• _What you have to do_: Rewrite the material below, changing "Patent image size" to "Figure dimensions" everywhere it occurs and leaving everything else untouched.
--- BEGIN Extracted records ---
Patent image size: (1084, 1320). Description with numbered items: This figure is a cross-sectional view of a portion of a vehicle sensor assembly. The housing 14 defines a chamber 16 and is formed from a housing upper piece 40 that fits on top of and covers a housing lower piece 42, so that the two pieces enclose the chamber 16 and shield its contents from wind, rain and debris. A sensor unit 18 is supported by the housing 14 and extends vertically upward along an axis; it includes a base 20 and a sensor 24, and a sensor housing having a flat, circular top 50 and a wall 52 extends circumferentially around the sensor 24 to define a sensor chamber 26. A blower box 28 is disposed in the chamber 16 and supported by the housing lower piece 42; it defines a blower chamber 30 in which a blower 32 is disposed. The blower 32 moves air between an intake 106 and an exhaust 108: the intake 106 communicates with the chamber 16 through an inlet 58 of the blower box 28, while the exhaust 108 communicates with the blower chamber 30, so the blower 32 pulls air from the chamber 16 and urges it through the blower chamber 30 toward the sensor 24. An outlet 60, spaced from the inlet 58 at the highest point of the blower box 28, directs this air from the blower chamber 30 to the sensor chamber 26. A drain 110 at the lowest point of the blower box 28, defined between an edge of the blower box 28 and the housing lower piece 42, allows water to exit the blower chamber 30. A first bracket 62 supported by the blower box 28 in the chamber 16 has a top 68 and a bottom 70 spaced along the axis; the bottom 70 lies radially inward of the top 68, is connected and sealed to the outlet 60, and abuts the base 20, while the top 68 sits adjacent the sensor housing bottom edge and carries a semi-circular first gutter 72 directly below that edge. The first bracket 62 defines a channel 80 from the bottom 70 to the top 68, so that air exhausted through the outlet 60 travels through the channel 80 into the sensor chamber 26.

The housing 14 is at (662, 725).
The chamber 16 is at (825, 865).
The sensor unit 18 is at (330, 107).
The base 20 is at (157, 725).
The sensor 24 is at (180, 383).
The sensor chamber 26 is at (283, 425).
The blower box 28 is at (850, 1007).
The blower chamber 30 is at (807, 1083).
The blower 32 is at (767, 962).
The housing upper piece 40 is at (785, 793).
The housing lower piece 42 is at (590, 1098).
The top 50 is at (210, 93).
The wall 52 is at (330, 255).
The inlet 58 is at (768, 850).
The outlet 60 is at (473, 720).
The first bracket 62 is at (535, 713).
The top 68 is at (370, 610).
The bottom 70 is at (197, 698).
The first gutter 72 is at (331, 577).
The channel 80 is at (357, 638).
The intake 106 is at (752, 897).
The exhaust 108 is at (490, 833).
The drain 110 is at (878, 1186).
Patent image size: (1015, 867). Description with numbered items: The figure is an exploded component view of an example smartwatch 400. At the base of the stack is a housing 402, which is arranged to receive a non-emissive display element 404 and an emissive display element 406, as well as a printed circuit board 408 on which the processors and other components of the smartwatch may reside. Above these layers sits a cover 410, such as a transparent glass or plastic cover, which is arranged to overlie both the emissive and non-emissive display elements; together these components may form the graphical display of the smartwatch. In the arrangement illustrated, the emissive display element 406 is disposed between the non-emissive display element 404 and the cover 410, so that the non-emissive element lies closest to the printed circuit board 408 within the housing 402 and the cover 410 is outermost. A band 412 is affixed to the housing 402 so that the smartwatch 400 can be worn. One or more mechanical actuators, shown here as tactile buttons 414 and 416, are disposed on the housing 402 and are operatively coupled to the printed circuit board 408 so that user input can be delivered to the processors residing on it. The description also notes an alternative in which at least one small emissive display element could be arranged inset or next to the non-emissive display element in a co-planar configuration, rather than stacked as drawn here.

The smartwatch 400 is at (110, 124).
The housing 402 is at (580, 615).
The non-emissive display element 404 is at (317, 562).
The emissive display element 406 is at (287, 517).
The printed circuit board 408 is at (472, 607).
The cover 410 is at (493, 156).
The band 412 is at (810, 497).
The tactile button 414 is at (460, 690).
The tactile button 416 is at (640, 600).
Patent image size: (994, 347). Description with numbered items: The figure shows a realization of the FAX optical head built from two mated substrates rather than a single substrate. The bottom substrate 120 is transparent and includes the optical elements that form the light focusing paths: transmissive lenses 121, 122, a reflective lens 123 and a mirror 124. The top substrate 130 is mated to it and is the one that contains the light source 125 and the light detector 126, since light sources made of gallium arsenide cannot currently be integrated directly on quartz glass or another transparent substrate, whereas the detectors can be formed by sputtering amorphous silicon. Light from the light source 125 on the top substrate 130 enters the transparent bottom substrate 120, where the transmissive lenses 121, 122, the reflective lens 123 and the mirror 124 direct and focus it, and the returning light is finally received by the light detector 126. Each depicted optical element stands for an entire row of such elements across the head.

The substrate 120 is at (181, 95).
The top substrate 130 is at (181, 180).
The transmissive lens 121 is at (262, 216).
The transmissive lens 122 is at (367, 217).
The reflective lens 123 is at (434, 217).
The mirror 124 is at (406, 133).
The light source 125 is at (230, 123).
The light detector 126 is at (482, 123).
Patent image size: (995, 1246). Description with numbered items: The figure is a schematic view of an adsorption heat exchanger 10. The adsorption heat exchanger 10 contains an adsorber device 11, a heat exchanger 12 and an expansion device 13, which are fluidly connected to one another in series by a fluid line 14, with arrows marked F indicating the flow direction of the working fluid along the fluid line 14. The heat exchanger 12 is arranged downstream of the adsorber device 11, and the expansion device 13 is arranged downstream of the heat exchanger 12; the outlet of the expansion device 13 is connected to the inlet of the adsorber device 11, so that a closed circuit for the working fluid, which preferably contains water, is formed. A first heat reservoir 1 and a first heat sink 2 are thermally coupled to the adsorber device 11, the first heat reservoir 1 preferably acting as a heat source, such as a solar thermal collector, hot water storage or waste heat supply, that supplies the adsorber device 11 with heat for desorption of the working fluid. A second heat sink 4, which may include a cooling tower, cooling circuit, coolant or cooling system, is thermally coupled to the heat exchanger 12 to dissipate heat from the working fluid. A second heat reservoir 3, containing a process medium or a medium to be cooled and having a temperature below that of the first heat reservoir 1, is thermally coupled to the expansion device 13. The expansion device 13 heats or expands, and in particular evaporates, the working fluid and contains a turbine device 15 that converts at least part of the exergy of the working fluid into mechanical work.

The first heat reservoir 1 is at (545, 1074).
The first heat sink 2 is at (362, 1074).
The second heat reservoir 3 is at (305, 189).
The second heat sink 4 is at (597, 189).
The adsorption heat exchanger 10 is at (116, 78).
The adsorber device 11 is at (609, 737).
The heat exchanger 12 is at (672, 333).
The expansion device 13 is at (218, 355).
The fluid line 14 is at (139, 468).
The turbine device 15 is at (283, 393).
--- END Extracted records ---
• _Output of the task_:
Figure dimensions: (1084, 1320). Description with numbered items: This figure is a cross-sectional view of a portion of a vehicle sensor assembly. The housing 14 defines a chamber 16 and is formed from a housing upper piece 40 that fits on top of and covers a housing lower piece 42, so that the two pieces enclose the chamber 16 and shield its contents from wind, rain and debris. A sensor unit 18 is supported by the housing 14 and extends vertically upward along an axis; it includes a base 20 and a sensor 24, and a sensor housing having a flat, circular top 50 and a wall 52 extends circumferentially around the sensor 24 to define a sensor chamber 26. A blower box 28 is disposed in the chamber 16 and supported by the housing lower piece 42; it defines a blower chamber 30 in which a blower 32 is disposed. The blower 32 moves air between an intake 106 and an exhaust 108: the intake 106 communicates with the chamber 16 through an inlet 58 of the blower box 28, while the exhaust 108 communicates with the blower chamber 30, so the blower 32 pulls air from the chamber 16 and urges it through the blower chamber 30 toward the sensor 24. An outlet 60, spaced from the inlet 58 at the highest point of the blower box 28, directs this air from the blower chamber 30 to the sensor chamber 26. A drain 110 at the lowest point of the blower box 28, defined between an edge of the blower box 28 and the housing lower piece 42, allows water to exit the blower chamber 30. A first bracket 62 supported by the blower box 28 in the chamber 16 has a top 68 and a bottom 70 spaced along the axis; the bottom 70 lies radially inward of the top 68, is connected and sealed to the outlet 60, and abuts the base 20, while the top 68 sits adjacent the sensor housing bottom edge and carries a semi-circular first gutter 72 directly below that edge. The first bracket 62 defines a channel 80 from the bottom 70 to the top 68, so that air exhausted through the outlet 60 travels through the channel 80 into the sensor chamber 26.

The housing 14 is at (662, 725).
The chamber 16 is at (825, 865).
The sensor unit 18 is at (330, 107).
The base 20 is at (157, 725).
The sensor 24 is at (180, 383).
The sensor chamber 26 is at (283, 425).
The blower box 28 is at (850, 1007).
The blower chamber 30 is at (807, 1083).
The blower 32 is at (767, 962).
The housing upper piece 40 is at (785, 793).
The housing lower piece 42 is at (590, 1098).
The top 50 is at (210, 93).
The wall 52 is at (330, 255).
The inlet 58 is at (768, 850).
The outlet 60 is at (473, 720).
The first bracket 62 is at (535, 713).
The top 68 is at (370, 610).
The bottom 70 is at (197, 698).
The first gutter 72 is at (331, 577).
The channel 80 is at (357, 638).
The intake 106 is at (752, 897).
The exhaust 108 is at (490, 833).
The drain 110 is at (878, 1186).
Figure dimensions: (1015, 867). Description with numbered items: The figure is an exploded component view of an example smartwatch 400. At the base of the stack is a housing 402, which is arranged to receive a non-emissive display element 404 and an emissive display element 406, as well as a printed circuit board 408 on which the processors and other components of the smartwatch may reside. Above these layers sits a cover 410, such as a transparent glass or plastic cover, which is arranged to overlie both the emissive and non-emissive display elements; together these components may form the graphical display of the smartwatch. In the arrangement illustrated, the emissive display element 406 is disposed between the non-emissive display element 404 and the cover 410, so that the non-emissive element lies closest to the printed circuit board 408 within the housing 402 and the cover 410 is outermost. A band 412 is affixed to the housing 402 so that the smartwatch 400 can be worn. One or more mechanical actuators, shown here as tactile buttons 414 and 416, are disposed on the housing 402 and are operatively coupled to the printed circuit board 408 so that user input can be delivered to the processors residing on it. The description also notes an alternative in which at least one small emissive display element could be arranged inset or next to the non-emissive display element in a co-planar configuration, rather than stacked as drawn here.

The smartwatch 400 is at (110, 124).
The housing 402 is at (580, 615).
The non-emissive display element 404 is at (317, 562).
The emissive display element 406 is at (287, 517).
The printed circuit board 408 is at (472, 607).
The cover 410 is at (493, 156).
The band 412 is at (810, 497).
The tactile button 414 is at (460, 690).
The tactile button 416 is at (640, 600).
Figure dimensions: (994, 347). Description with numbered items: The figure shows a realization of the FAX optical head built from two mated substrates rather than a single substrate. The bottom substrate 120 is transparent and includes the optical elements that form the light focusing paths: transmissive lenses 121, 122, a reflective lens 123 and a mirror 124. The top substrate 130 is mated to it and is the one that contains the light source 125 and the light detector 126, since light sources made of gallium arsenide cannot currently be integrated directly on quartz glass or another transparent substrate, whereas the detectors can be formed by sputtering amorphous silicon. Light from the light source 125 on the top substrate 130 enters the transparent bottom substrate 120, where the transmissive lenses 121, 122, the reflective lens 123 and the mirror 124 direct and focus it, and the returning light is finally received by the light detector 126. Each depicted optical element stands for an entire row of such elements across the head.

The substrate 120 is at (181, 95).
The top substrate 130 is at (181, 180).
The transmissive lens 121 is at (262, 216).
The transmissive lens 122 is at (367, 217).
The reflective lens 123 is at (434, 217).
The mirror 124 is at (406, 133).
The light source 125 is at (230, 123).
The light detector 126 is at (482, 123).
Figure dimensions: (995, 1246). Description with numbered items: The figure is a schematic view of an adsorption heat exchanger 10. The adsorption heat exchanger 10 contains an adsorber device 11, a heat exchanger 12 and an expansion device 13, which are fluidly connected to one another in series by a fluid line 14, with arrows marked F indicating the flow direction of the working fluid along the fluid line 14. The heat exchanger 12 is arranged downstream of the adsorber device 11, and the expansion device 13 is arranged downstream of the heat exchanger 12; the outlet of the expansion device 13 is connected to the inlet of the adsorber device 11, so that a closed circuit for the working fluid, which preferably contains water, is formed. A first heat reservoir 1 and a first heat sink 2 are thermally coupled to the adsorber device 11, the first heat reservoir 1 preferably acting as a heat source, such as a solar thermal collector, hot water storage or waste heat supply, that supplies the adsorber device 11 with heat for desorption of the working fluid. A second heat sink 4, which may include a cooling tower, cooling circuit, coolant or cooling system, is thermally coupled to the heat exchanger 12 to dissipate heat from the working fluid. A second heat reservoir 3, containing a process medium or a medium to be cooled and having a temperature below that of the first heat reservoir 1, is thermally coupled to the expansion device 13. The expansion device 13 heats or expands, and in particular evaporates, the working fluid and contains a turbine device 15 that converts at least part of the exergy of the working fluid into mechanical work.

The first heat reservoir 1 is at (545, 1074).
The first heat sink 2 is at (362, 1074).
The second heat reservoir 3 is at (305, 189).
The second heat sink 4 is at (597, 189).
The adsorption heat exchanger 10 is at (116, 78).
The adsorber device 11 is at (609, 737).
The heat exchanger 12 is at (672, 333).
The expansion device 13 is at (218, 355).
The fluid line 14 is at (139, 468).
The turbine device 15 is at (283, 393).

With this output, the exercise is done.